Task goal » Scan the data beneath this task and copy each line that includes "inom".

Source data:
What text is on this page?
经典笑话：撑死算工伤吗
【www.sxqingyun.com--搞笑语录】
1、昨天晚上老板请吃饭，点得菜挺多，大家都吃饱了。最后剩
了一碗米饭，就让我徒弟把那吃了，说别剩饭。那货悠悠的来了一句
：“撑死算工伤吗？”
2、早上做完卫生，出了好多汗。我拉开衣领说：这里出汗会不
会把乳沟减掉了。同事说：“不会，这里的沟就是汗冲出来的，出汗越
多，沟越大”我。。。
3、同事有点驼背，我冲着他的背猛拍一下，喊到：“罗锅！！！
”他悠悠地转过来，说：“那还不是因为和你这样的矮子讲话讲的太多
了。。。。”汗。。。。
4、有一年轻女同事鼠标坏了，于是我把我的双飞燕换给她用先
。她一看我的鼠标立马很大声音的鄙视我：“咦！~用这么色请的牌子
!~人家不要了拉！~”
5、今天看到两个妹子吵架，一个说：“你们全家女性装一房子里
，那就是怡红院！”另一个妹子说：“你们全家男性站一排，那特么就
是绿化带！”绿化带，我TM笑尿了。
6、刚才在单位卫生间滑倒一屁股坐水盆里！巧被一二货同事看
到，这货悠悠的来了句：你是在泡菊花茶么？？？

--

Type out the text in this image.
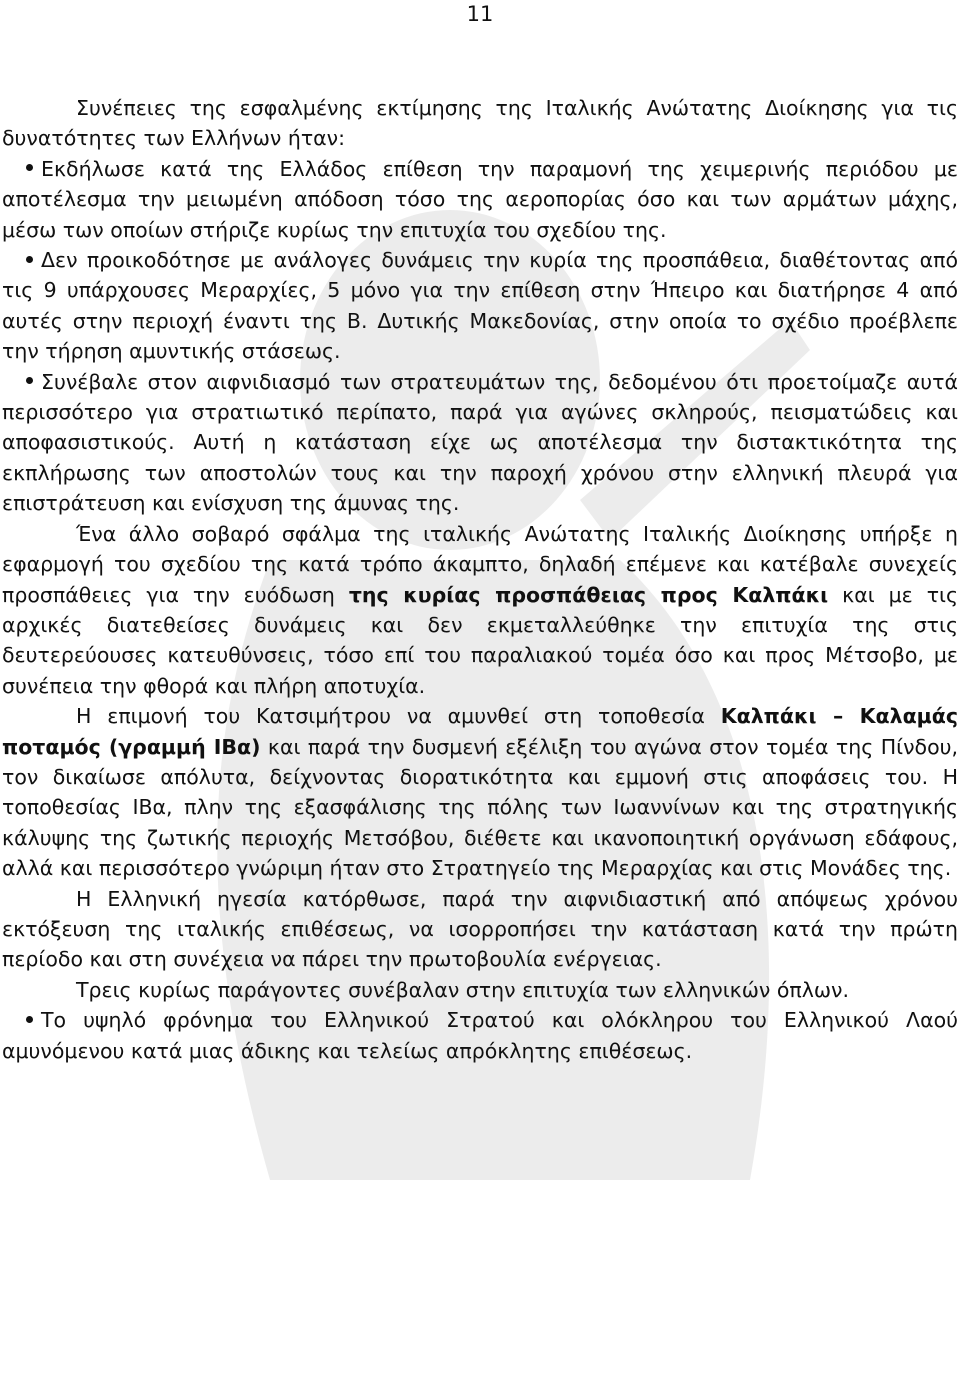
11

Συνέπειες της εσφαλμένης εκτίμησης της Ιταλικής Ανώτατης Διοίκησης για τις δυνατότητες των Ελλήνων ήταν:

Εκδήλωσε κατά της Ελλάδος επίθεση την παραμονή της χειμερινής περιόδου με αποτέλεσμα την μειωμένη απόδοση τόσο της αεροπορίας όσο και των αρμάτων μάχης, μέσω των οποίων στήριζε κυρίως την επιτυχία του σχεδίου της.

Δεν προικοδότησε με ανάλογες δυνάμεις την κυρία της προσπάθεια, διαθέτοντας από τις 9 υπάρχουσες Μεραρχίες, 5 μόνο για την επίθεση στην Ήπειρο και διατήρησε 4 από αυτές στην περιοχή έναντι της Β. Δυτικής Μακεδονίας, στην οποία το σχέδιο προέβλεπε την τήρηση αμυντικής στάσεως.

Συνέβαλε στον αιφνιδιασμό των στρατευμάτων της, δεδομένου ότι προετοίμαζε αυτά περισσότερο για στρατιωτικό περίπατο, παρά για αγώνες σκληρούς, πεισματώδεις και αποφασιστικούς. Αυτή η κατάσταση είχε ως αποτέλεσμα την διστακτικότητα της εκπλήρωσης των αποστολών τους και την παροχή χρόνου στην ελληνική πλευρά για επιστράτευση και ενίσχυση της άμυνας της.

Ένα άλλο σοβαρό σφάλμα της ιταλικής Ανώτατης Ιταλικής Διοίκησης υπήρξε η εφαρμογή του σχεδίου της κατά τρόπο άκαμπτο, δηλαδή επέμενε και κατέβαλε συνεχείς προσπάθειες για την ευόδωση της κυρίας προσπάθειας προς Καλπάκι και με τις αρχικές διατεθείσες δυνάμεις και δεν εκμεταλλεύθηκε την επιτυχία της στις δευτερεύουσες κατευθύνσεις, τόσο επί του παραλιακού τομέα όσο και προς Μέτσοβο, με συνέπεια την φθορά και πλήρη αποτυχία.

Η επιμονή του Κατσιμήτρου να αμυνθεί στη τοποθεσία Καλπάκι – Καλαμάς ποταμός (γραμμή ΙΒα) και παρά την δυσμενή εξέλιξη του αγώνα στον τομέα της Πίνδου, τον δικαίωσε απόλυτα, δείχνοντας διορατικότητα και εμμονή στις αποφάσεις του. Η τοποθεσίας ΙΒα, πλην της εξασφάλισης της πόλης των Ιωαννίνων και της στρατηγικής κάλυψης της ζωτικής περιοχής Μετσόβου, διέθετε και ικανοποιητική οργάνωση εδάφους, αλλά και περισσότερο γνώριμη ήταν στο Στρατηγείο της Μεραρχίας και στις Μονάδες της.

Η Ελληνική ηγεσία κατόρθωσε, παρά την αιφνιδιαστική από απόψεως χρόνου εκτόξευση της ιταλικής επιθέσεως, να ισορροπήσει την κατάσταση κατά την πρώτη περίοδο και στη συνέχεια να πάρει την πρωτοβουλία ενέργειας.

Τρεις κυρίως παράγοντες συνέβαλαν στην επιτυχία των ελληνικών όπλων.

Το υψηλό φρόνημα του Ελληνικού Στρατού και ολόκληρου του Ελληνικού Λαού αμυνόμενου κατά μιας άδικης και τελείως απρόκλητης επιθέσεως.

--

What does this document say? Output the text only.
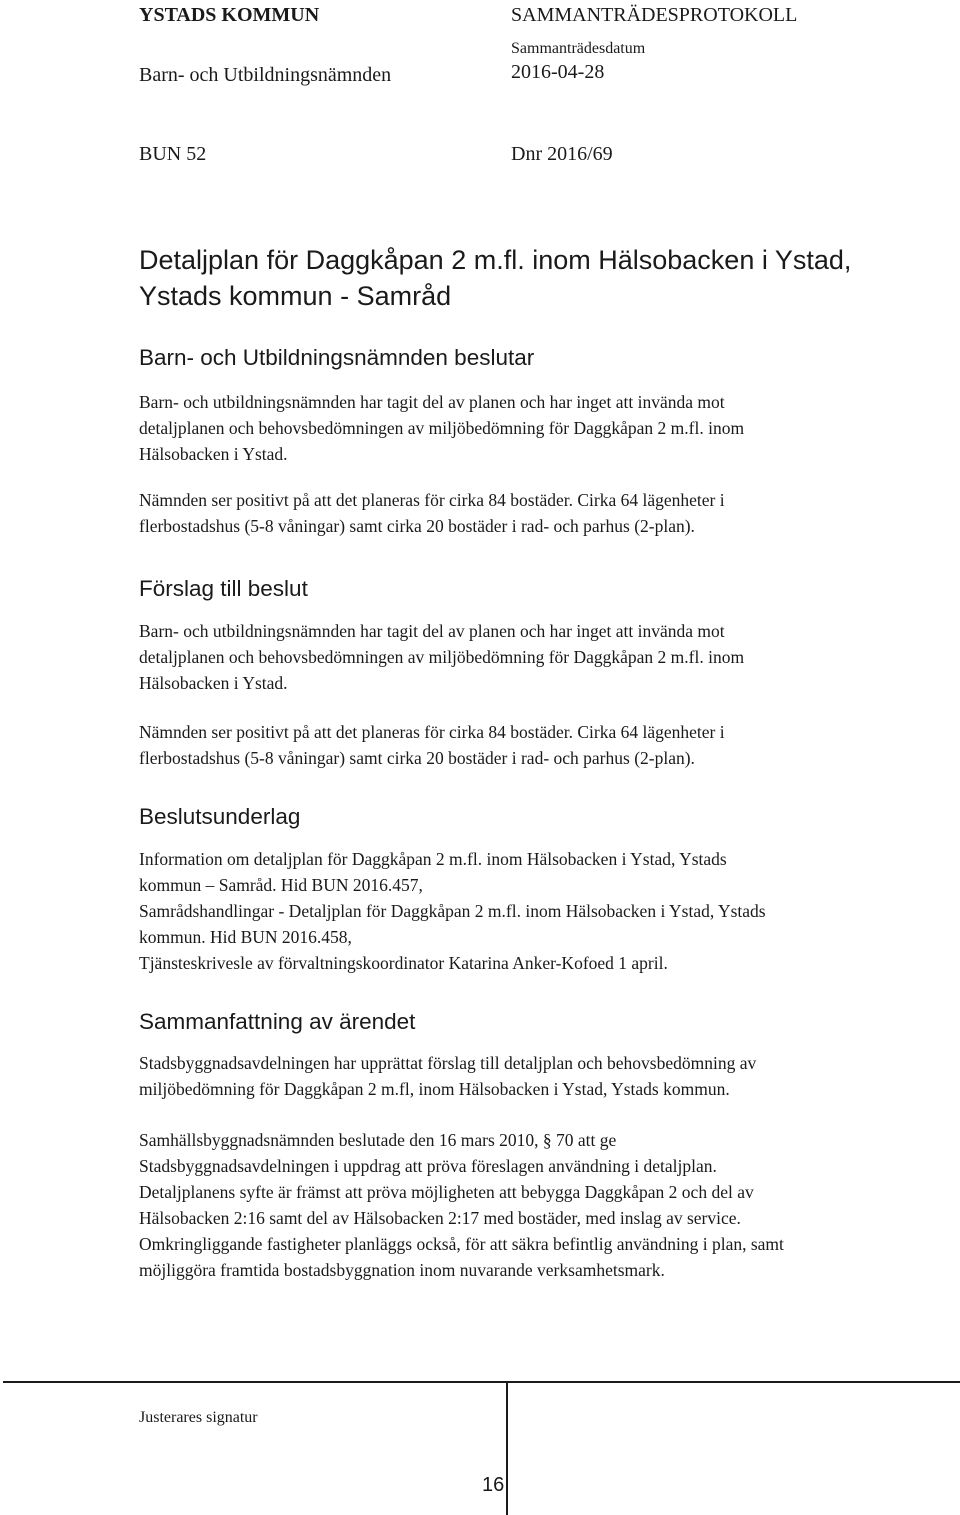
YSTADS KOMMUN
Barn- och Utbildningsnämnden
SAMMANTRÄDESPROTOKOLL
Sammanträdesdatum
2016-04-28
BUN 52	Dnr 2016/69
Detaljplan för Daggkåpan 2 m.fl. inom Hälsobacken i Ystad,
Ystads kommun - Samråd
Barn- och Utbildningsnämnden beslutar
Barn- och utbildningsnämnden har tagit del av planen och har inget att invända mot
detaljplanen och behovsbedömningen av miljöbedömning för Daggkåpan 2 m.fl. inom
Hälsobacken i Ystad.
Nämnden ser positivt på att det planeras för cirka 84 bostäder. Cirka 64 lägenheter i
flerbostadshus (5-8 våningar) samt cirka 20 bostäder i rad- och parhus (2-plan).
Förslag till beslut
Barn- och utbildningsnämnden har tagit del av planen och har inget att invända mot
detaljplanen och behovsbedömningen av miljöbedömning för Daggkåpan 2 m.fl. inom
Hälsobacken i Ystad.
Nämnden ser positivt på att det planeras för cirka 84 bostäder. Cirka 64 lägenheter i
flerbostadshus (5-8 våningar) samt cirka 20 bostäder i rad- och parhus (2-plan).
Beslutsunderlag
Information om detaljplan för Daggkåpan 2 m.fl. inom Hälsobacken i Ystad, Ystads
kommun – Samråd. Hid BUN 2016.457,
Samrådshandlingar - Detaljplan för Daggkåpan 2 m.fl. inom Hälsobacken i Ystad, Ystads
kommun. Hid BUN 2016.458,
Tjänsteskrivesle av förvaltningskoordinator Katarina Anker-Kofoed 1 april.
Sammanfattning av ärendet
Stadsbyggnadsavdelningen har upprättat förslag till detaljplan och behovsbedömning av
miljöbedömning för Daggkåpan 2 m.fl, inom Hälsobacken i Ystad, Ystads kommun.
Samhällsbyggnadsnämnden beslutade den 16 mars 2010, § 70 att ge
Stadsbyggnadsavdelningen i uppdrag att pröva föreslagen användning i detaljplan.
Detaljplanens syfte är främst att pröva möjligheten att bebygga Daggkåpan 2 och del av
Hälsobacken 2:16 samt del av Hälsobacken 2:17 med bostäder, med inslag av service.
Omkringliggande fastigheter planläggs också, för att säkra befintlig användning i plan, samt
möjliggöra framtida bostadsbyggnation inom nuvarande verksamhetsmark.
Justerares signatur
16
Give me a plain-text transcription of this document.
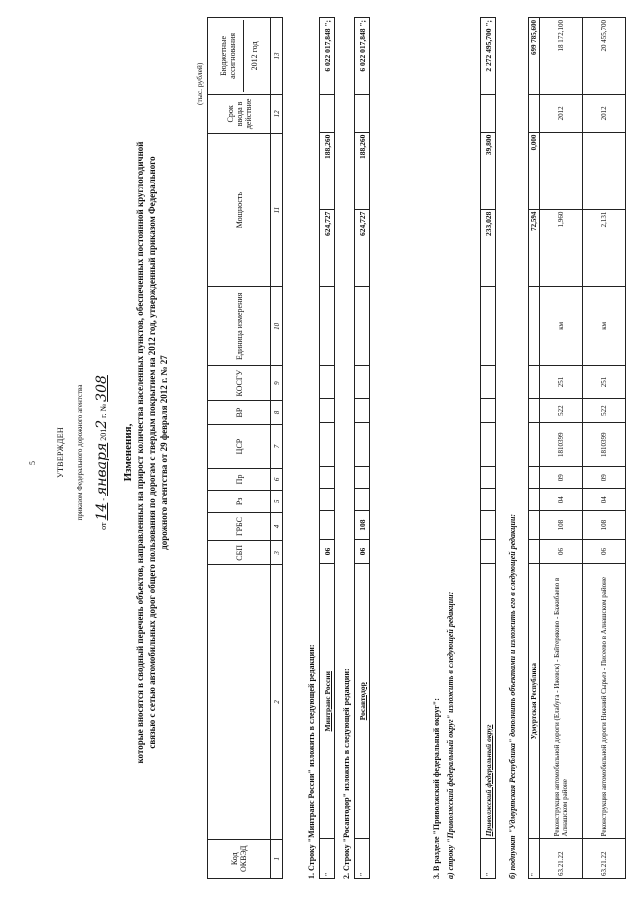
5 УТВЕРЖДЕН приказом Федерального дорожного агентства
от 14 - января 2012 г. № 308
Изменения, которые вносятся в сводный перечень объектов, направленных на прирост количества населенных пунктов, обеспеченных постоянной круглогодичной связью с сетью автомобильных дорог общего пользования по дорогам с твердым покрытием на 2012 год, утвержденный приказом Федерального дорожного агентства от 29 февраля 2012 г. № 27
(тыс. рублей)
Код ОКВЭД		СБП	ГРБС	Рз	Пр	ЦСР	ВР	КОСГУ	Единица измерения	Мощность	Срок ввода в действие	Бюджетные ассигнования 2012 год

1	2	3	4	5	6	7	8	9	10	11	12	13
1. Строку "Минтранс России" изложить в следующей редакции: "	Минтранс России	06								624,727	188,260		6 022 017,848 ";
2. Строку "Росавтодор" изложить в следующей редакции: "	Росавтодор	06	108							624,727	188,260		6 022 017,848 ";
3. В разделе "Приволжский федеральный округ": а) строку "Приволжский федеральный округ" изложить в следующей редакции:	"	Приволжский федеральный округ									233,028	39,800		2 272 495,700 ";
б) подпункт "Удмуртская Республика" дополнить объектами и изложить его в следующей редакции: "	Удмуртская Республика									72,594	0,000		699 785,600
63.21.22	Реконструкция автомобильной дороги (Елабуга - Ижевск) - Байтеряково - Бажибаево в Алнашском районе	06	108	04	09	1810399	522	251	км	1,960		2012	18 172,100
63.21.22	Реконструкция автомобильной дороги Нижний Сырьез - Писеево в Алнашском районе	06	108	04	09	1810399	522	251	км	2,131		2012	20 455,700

Result of this task »
Detaljplan för Daggkåpan 2 m.fl. inom Hälsobacken i Ystad,
detaljplanen och behovsbedömningen av miljöbedömning för Daggkåpan 2 m.fl. inom
detaljplanen och behovsbedömningen av miljöbedömning för Daggkåpan 2 m.fl. inom
Information om detaljplan för Daggkåpan 2 m.fl. inom Hälsobacken i Ystad, Ystads
Samrådshandlingar - Detaljplan för Daggkåpan 2 m.fl. inom Hälsobacken i Ystad, Ystads
miljöbedömning för Daggkåpan 2 m.fl, inom Hälsobacken i Ystad, Ystads kommun.
möjliggöra framtida bostadsbyggnation inom nuvarande verksamhetsmark.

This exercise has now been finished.